Problem description » Find the word "arcmin" in the records below. List each line containing it.

Raw records
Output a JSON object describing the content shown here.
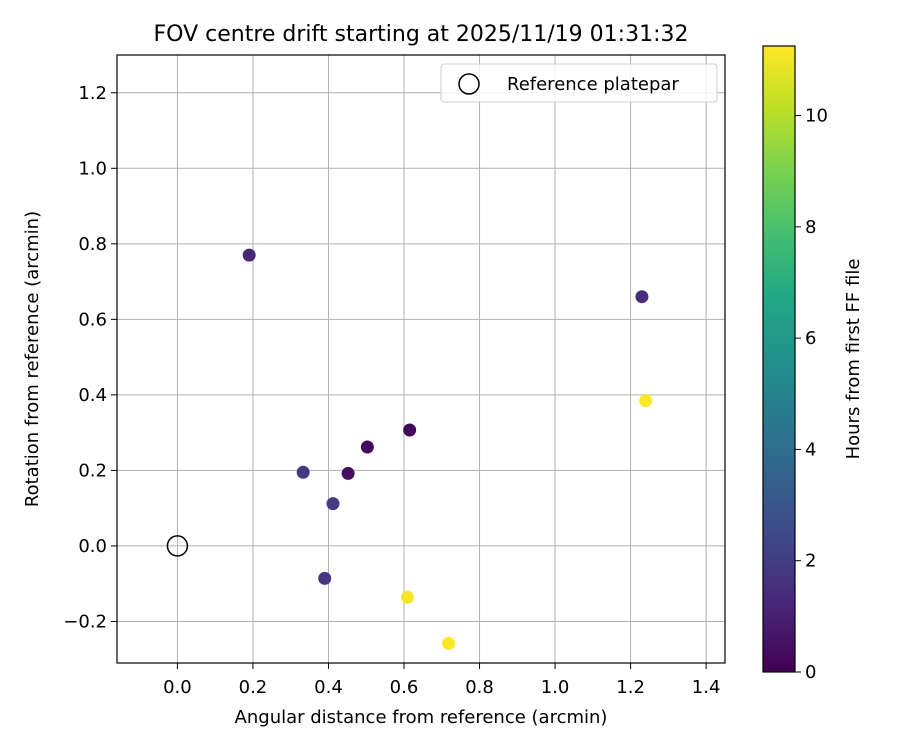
{
  "chart_data": {
    "type": "scatter",
    "title": "FOV centre drift starting at 2025/11/19 01:31:32",
    "xlabel": "Angular distance from reference (arcmin)",
    "ylabel": "Rotation from reference (arcmin)",
    "xlim": [
      -0.16,
      1.45
    ],
    "ylim": [
      -0.31,
      1.3
    ],
    "xticks": [
      0.0,
      0.2,
      0.4,
      0.6,
      0.8,
      1.0,
      1.2,
      1.4
    ],
    "xtick_labels": [
      "0.0",
      "0.2",
      "0.4",
      "0.6",
      "0.8",
      "1.0",
      "1.2",
      "1.4"
    ],
    "yticks": [
      -0.2,
      0.0,
      0.2,
      0.4,
      0.6,
      0.8,
      1.0,
      1.2
    ],
    "ytick_labels": [
      "−0.2",
      "0.0",
      "0.2",
      "0.4",
      "0.6",
      "0.8",
      "1.0",
      "1.2"
    ],
    "grid": true,
    "legend": {
      "placement": "top-right",
      "entries": [
        "Reference platepar"
      ]
    },
    "reference_point": {
      "x": 0.0,
      "y": 0.0
    },
    "points": [
      {
        "x": 0.19,
        "y": 0.77,
        "hours": 1.3
      },
      {
        "x": 1.23,
        "y": 0.66,
        "hours": 1.4
      },
      {
        "x": 1.24,
        "y": 0.385,
        "hours": 11.2
      },
      {
        "x": 0.615,
        "y": 0.307,
        "hours": 0.2
      },
      {
        "x": 0.503,
        "y": 0.262,
        "hours": 0.3
      },
      {
        "x": 0.452,
        "y": 0.192,
        "hours": 0.4
      },
      {
        "x": 0.333,
        "y": 0.195,
        "hours": 1.9
      },
      {
        "x": 0.412,
        "y": 0.112,
        "hours": 2.0
      },
      {
        "x": 0.39,
        "y": -0.086,
        "hours": 1.8
      },
      {
        "x": 0.609,
        "y": -0.136,
        "hours": 11.1
      },
      {
        "x": 0.718,
        "y": -0.258,
        "hours": 11.2
      }
    ],
    "colorbar": {
      "label": "Hours from first FF file",
      "range": [
        0,
        11.25
      ],
      "ticks": [
        0,
        2,
        4,
        6,
        8,
        10
      ],
      "tick_labels": [
        "0",
        "2",
        "4",
        "6",
        "8",
        "10"
      ],
      "colormap": "viridis"
    }
  }
}
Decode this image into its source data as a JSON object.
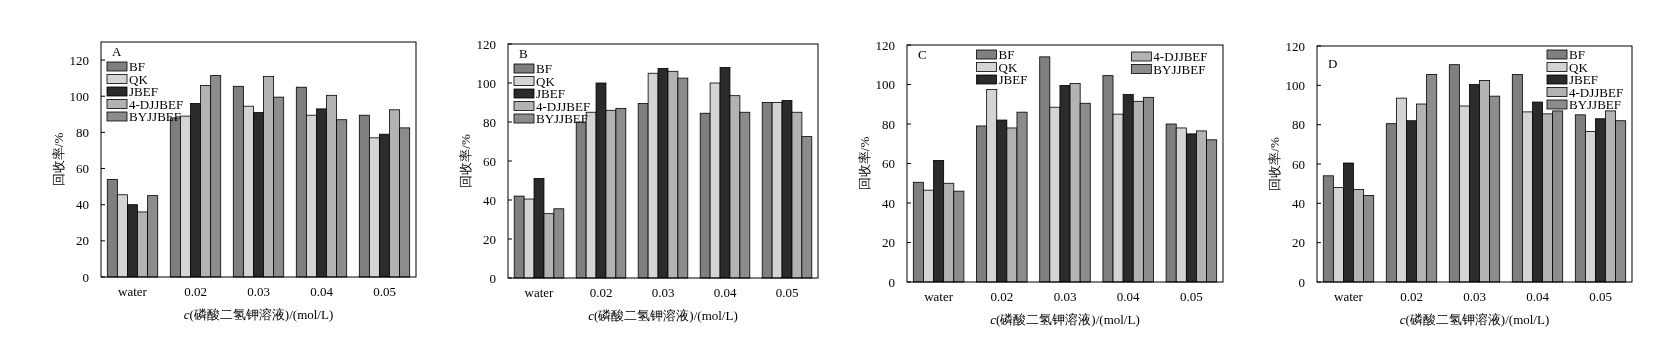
{
  "chart_data": [
    {
      "type": "bar",
      "annotations": [
        "A"
      ],
      "legend": "top left",
      "xlabel": "*c*(磷酸二氢钾溶液)/(mol/L)",
      "ylabel": "回收率/%",
      "categories": [
        "water",
        "0.02",
        "0.03",
        "0.04",
        "0.05"
      ],
      "ylim": [
        0,
        130
      ],
      "yticks": [
        0,
        20,
        40,
        60,
        80,
        100,
        120
      ],
      "series": [
        {
          "name": "BF",
          "color": "#7f7f7f",
          "values": [
            54,
            88,
            105.5,
            105,
            89.5
          ]
        },
        {
          "name": "QK",
          "color": "#d4d4d4",
          "values": [
            45.5,
            89,
            94.5,
            89.5,
            77
          ]
        },
        {
          "name": "JBEF",
          "color": "#2b2b2b",
          "values": [
            40,
            96,
            91,
            93,
            79
          ]
        },
        {
          "name": "4-DJJBEF",
          "color": "#b3b3b3",
          "values": [
            36,
            106,
            111,
            100.5,
            92.5
          ]
        },
        {
          "name": "BYJJBEF",
          "color": "#8c8c8c",
          "values": [
            45,
            111.5,
            99.5,
            87,
            82.5
          ]
        }
      ]
    },
    {
      "type": "bar",
      "annotations": [
        "B"
      ],
      "legend": "top left",
      "xlabel": "*c*(磷酸二氢钾溶液)/(mol/L)",
      "ylabel": "回收率/%",
      "categories": [
        "water",
        "0.02",
        "0.03",
        "0.04",
        "0.05"
      ],
      "ylim": [
        0,
        120
      ],
      "yticks": [
        0,
        20,
        40,
        60,
        80,
        100,
        120
      ],
      "series": [
        {
          "name": "BF",
          "color": "#7f7f7f",
          "values": [
            42,
            80,
            89.5,
            84.5,
            90
          ]
        },
        {
          "name": "QK",
          "color": "#d4d4d4",
          "values": [
            40.5,
            85,
            105,
            100,
            90
          ]
        },
        {
          "name": "JBEF",
          "color": "#2b2b2b",
          "values": [
            51,
            100,
            107.5,
            108,
            91
          ]
        },
        {
          "name": "4-DJJBEF",
          "color": "#b3b3b3",
          "values": [
            33,
            86,
            106,
            93.5,
            85
          ]
        },
        {
          "name": "BYJJBEF",
          "color": "#8c8c8c",
          "values": [
            35.5,
            87,
            102.5,
            85,
            72.5
          ]
        }
      ]
    },
    {
      "type": "bar",
      "annotations": [
        "C"
      ],
      "legend": "top",
      "xlabel": "*c*(磷酸二氢钾溶液)/(mol/L)",
      "ylabel": "回收率/%",
      "categories": [
        "water",
        "0.02",
        "0.03",
        "0.04",
        "0.05"
      ],
      "ylim": [
        0,
        120
      ],
      "yticks": [
        0,
        20,
        40,
        60,
        80,
        100,
        120
      ],
      "series": [
        {
          "name": "BF",
          "color": "#7f7f7f",
          "values": [
            50.5,
            79,
            114,
            104.5,
            80
          ]
        },
        {
          "name": "QK",
          "color": "#d4d4d4",
          "values": [
            46.5,
            97.5,
            88.5,
            85,
            78
          ]
        },
        {
          "name": "JBEF",
          "color": "#2b2b2b",
          "values": [
            61.5,
            82,
            99.5,
            95,
            75
          ]
        },
        {
          "name": "4-DJJBEF",
          "color": "#b3b3b3",
          "values": [
            50,
            78,
            100.5,
            91.5,
            76.5
          ]
        },
        {
          "name": "BYJJBEF",
          "color": "#8c8c8c",
          "values": [
            46,
            86,
            90.5,
            93.5,
            72
          ]
        }
      ]
    },
    {
      "type": "bar",
      "annotations": [
        "D"
      ],
      "legend": "top right",
      "xlabel": "*c*(磷酸二氢钾溶液)/(mol/L)",
      "ylabel": "回收率/%",
      "categories": [
        "water",
        "0.02",
        "0.03",
        "0.04",
        "0.05"
      ],
      "ylim": [
        0,
        120
      ],
      "yticks": [
        0,
        20,
        40,
        60,
        80,
        100,
        120
      ],
      "series": [
        {
          "name": "BF",
          "color": "#7f7f7f",
          "values": [
            54,
            80.5,
            110.5,
            105.5,
            85
          ]
        },
        {
          "name": "QK",
          "color": "#d4d4d4",
          "values": [
            48,
            93.5,
            89.5,
            86.5,
            76.5
          ]
        },
        {
          "name": "JBEF",
          "color": "#2b2b2b",
          "values": [
            60.5,
            82,
            100.5,
            91.5,
            83
          ]
        },
        {
          "name": "4-DJJBEF",
          "color": "#b3b3b3",
          "values": [
            47,
            90.5,
            102.5,
            85.5,
            87
          ]
        },
        {
          "name": "BYJJBEF",
          "color": "#8c8c8c",
          "values": [
            44,
            105.5,
            94.5,
            87,
            82
          ]
        }
      ]
    }
  ]
}
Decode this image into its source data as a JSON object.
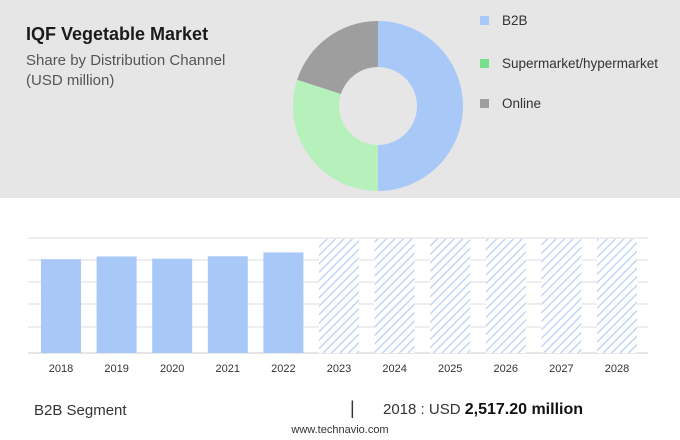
{
  "header": {
    "title": "IQF Vegetable Market",
    "subtitle_line1": "Share by Distribution Channel",
    "subtitle_line2": "(USD million)"
  },
  "legend": [
    {
      "label": "B2B",
      "color": "#a8c8f8"
    },
    {
      "label": "Supermarket/hypermarket",
      "color": "#78e08a"
    },
    {
      "label": "Online",
      "color": "#9e9e9e"
    }
  ],
  "footer": {
    "segment_label": "B2B Segment",
    "divider": "|",
    "year_text": "2018 : USD",
    "value_text": "2,517.20 million"
  },
  "source": "www.technavio.com",
  "chart_data": [
    {
      "type": "pie",
      "donut": true,
      "categories": [
        "B2B",
        "Supermarket/hypermarket",
        "Online"
      ],
      "values": [
        50,
        30,
        20
      ],
      "colors": [
        "#a8c8f8",
        "#b6f0bb",
        "#9e9e9e"
      ]
    },
    {
      "type": "bar",
      "categories": [
        "2018",
        "2019",
        "2020",
        "2021",
        "2022",
        "2023",
        "2024",
        "2025",
        "2026",
        "2027",
        "2028"
      ],
      "values": [
        2517.2,
        2590,
        2530,
        2595,
        2700,
        3060,
        3060,
        3060,
        3060,
        3060,
        3060
      ],
      "forecast_from": "2023",
      "ylim": [
        0,
        3300
      ],
      "grid": true,
      "bar_color": "#a8c8f8",
      "forecast_style": "hatched"
    }
  ]
}
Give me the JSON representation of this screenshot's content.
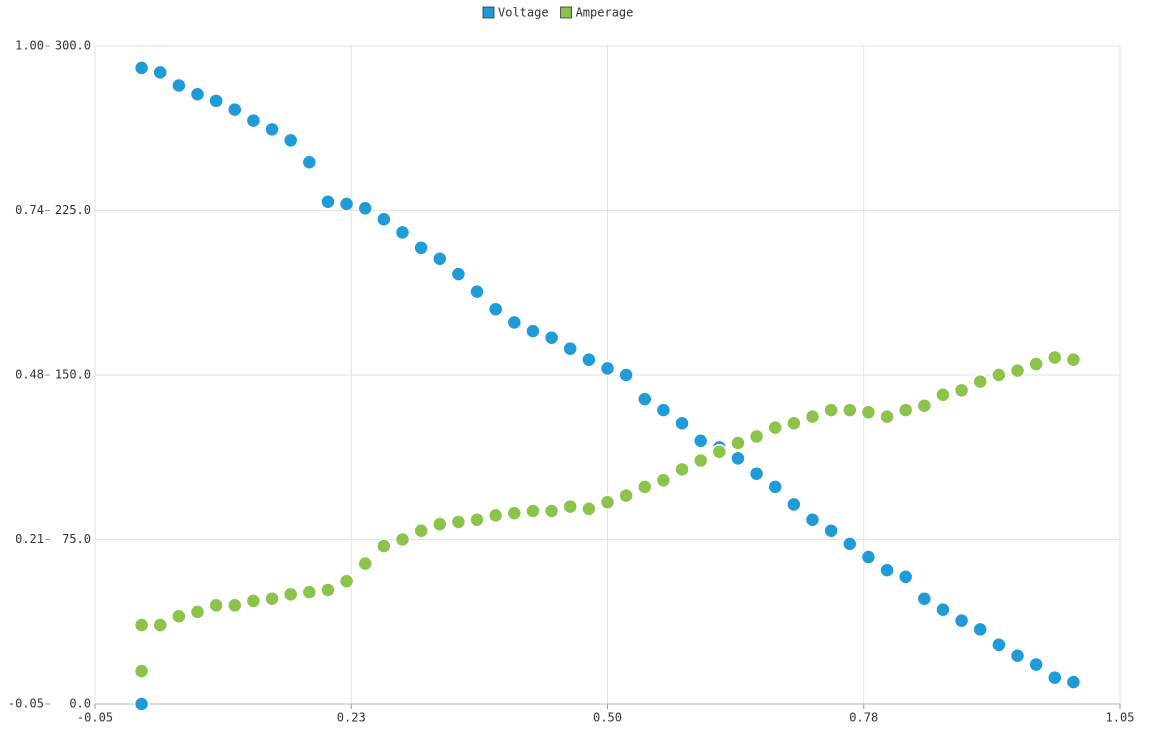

The result »
    "xlabel": "Angular distance from reference (arcmin)",
    "ylabel": "Rotation from reference (arcmin)",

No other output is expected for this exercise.